Problem details: Wherever the string "Lira" shows up in a line, count that line. Give the total alone.

------------------------

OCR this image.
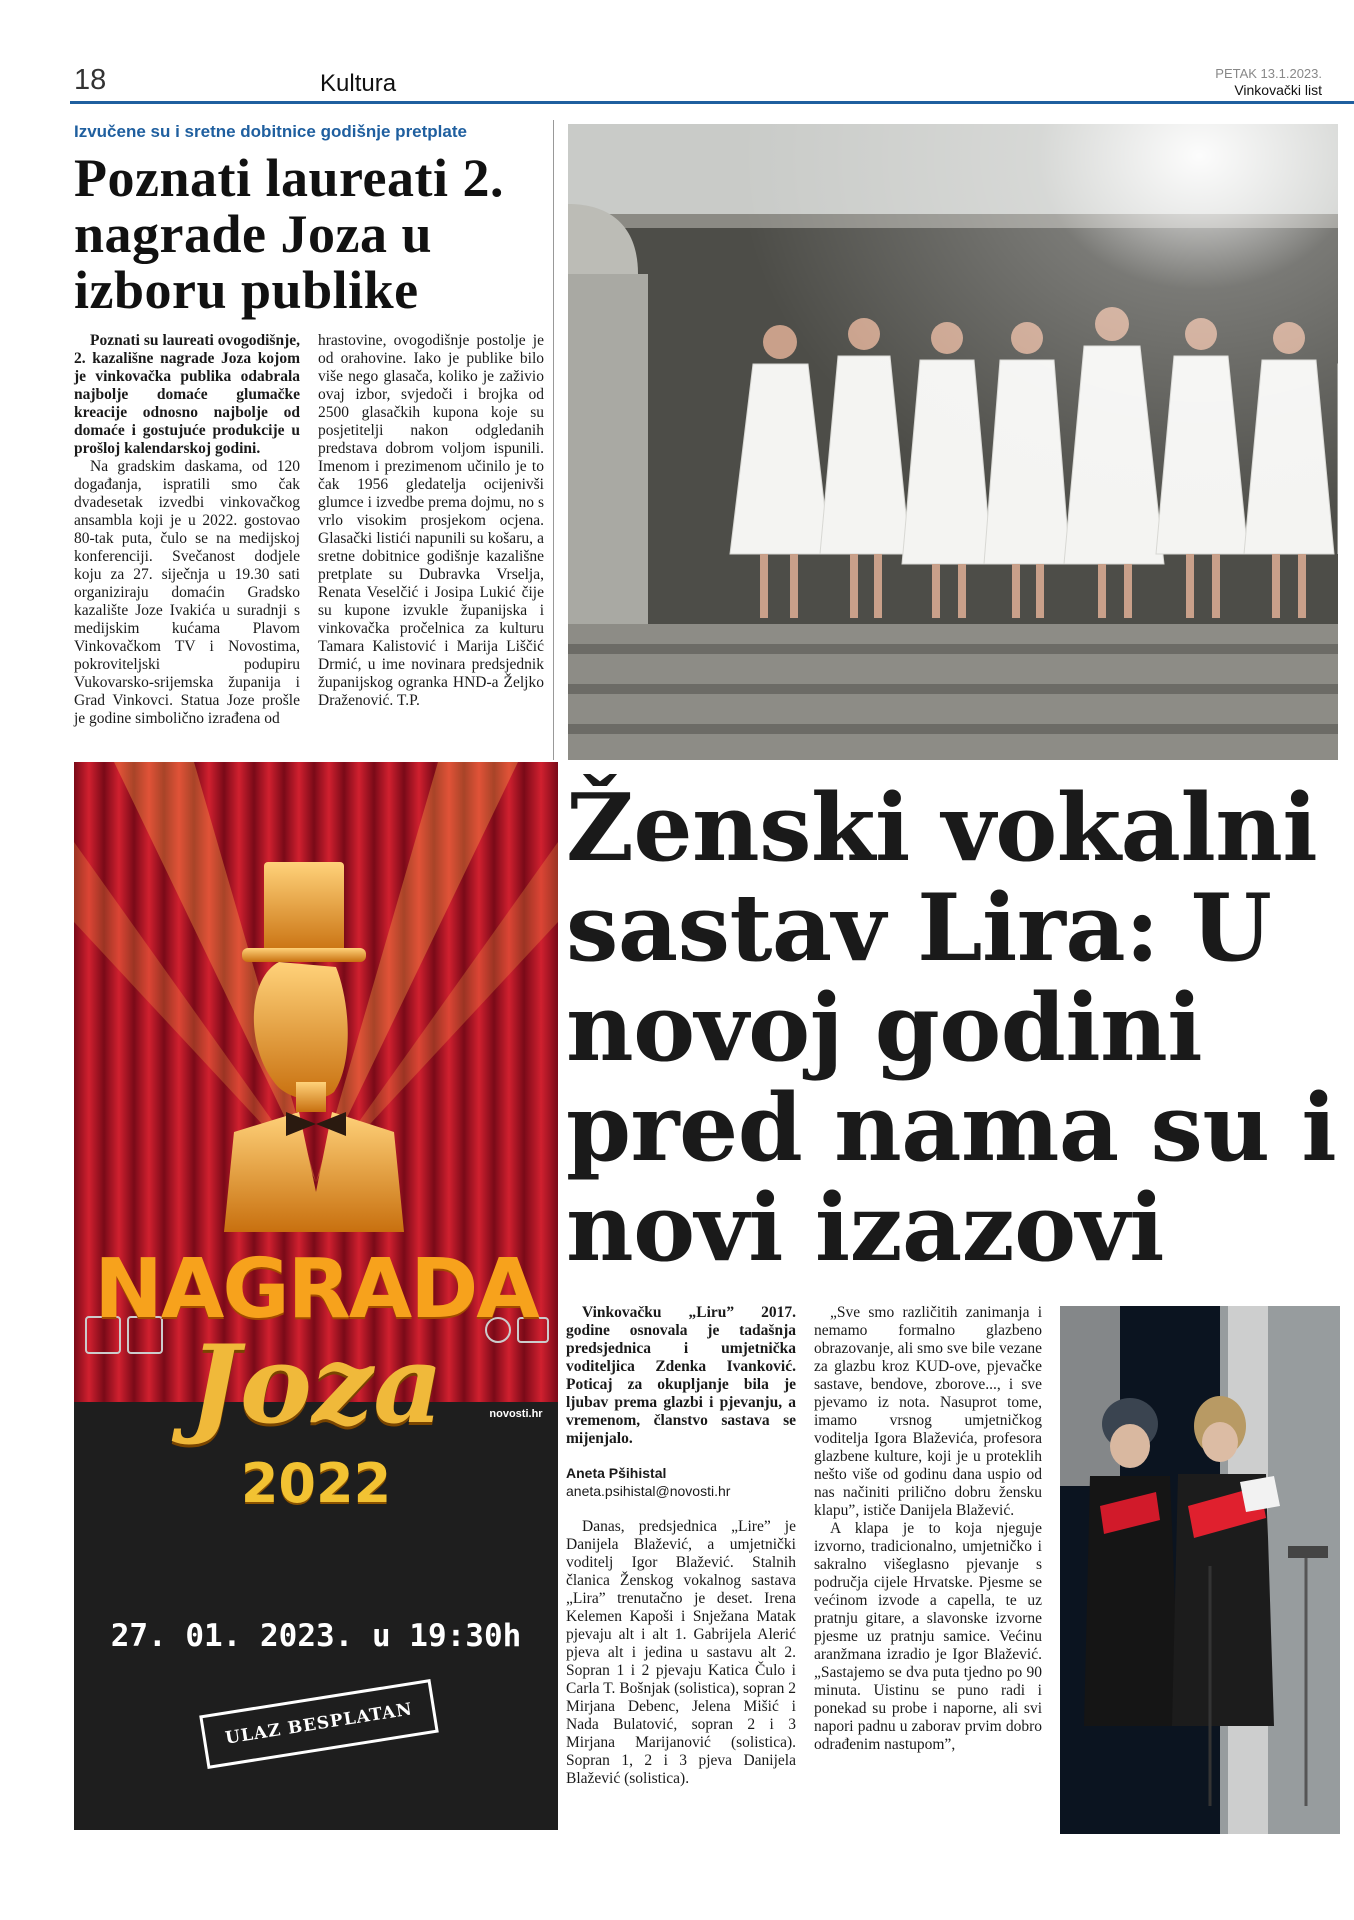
18	Kultura	PETAK 13.1.2023.
Vinkovački list
Izvučene su i sretne dobitnice godišnje pretplate
Poznati laureati 2. nagrade Joza u izboru publike
Poznati su laureati ovogodišnje, 2. kazališne nagrade Joza kojom je vinkovačka publika odabrala najbolje domaće glumačke kreacije odnosno najbolje od domaće i gostujuće produkcije u prošloj kalendarskoj godini.
Na gradskim daskama, od 120 događanja, ispratili smo čak dvadesetak izvedbi vinkovačkog ansambla koji je u 2022. gostovao 80-tak puta, čulo se na medijskoj konferenciji. Svečanost dodjele koju za 27. siječnja u 19.30 sati organiziraju domaćin Gradsko kazalište Joze Ivakića u suradnji s medijskim kućama Plavom Vinkovačkom TV i Novostima, pokroviteljski podupiru Vukovarsko-srijemska županija i Grad Vinkovci. Statua Joze prošle je godine simbolično izrađena od
hrastovine, ovogodišnje postolje je od orahovine. Iako je publike bilo više nego glasača, koliko je zaživio ovaj izbor, svjedoči i brojka od 2500 glasačkih kupona koje su posjetitelji nakon odgledanih predstava dobrom voljom ispunili. Imenom i prezimenom učinilo je to čak 1956 gledatelja ocijenivši glumce i izvedbe prema dojmu, no s vrlo visokim prosjekom ocjena. Glasački listići napunili su košaru, a sretne dobitnice godišnje kazališne pretplate su Dubravka Vrselja, Renata Veselčić i Josipa Lukić čije su kupone izvukle županijska i vinkovačka pročelnica za kulturu Tamara Kalistović i Marija Liščić Drmić, u ime novinara predsjednik županijskog ogranka HND-a Željko Draženović. T.P.
NAGRADA
Joza
2022
novosti.hr
27. 01. 2023. u 19:30h
ULAZ BESPLATAN
Ženski vokalni sastav Lira: U novoj godini pred nama su i novi izazovi
Vinkovačku „Liru” 2017. godine osnovala je tadašnja predsjednica i umjetnička voditeljica Zdenka Ivanković. Poticaj za okupljanje bila je ljubav prema glazbi i pjevanju, a vremenom, članstvo sastava se mijenjalo.
Aneta Pšihistal
aneta.psihistal@novosti.hr
Danas, predsjednica „Lire” je Danijela Blažević, a umjetnički voditelj Igor Blažević. Stalnih članica Ženskog vokalnog sastava „Lira” trenutačno je deset. Irena Kelemen Kapoši i Snježana Matak pjevaju alt i alt 1. Gabrijela Alerić pjeva alt i jedina u sastavu alt 2. Sopran 1 i 2 pjevaju Katica Čulo i Carla T. Bošnjak (solistica), sopran 2 Mirjana Debenc, Jelena Mišić i Nada Bulatović, sopran 2 i 3 Mirjana Marijanović (solistica). Sopran 1, 2 i 3 pjeva Danijela Blažević (solistica).
„Sve smo različitih zanimanja i nemamo formalno glazbeno obrazovanje, ali smo sve bile vezane za glazbu kroz KUD-ove, pjevačke sastave, bendove, zborove..., i sve pjevamo iz nota. Nasuprot tome, imamo vrsnog umjetničkog voditelja Igora Blaževića, profesora glazbene kulture, koji je u proteklih nešto više od godinu dana uspio od nas načiniti prilično dobru žensku klapu”, ističe Danijela Blažević.
A klapa je to koja njeguje izvorno, tradicionalno, umjetničko i sakralno višeglasno pjevanje s područja cijele Hrvatske. Pjesme se većinom izvode a capella, te uz pratnju gitare, a slavonske izvorne pjesme uz pratnju samice. Većinu aranžmana izradio je Igor Blažević. „Sastajemo se dva puta tjedno po 90 minuta. Uistinu se puno radi i ponekad su probe i naporne, ali svi napori padnu u zaborav prvim dobro odrađenim nastupom”,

------------------------

Result for this task: 2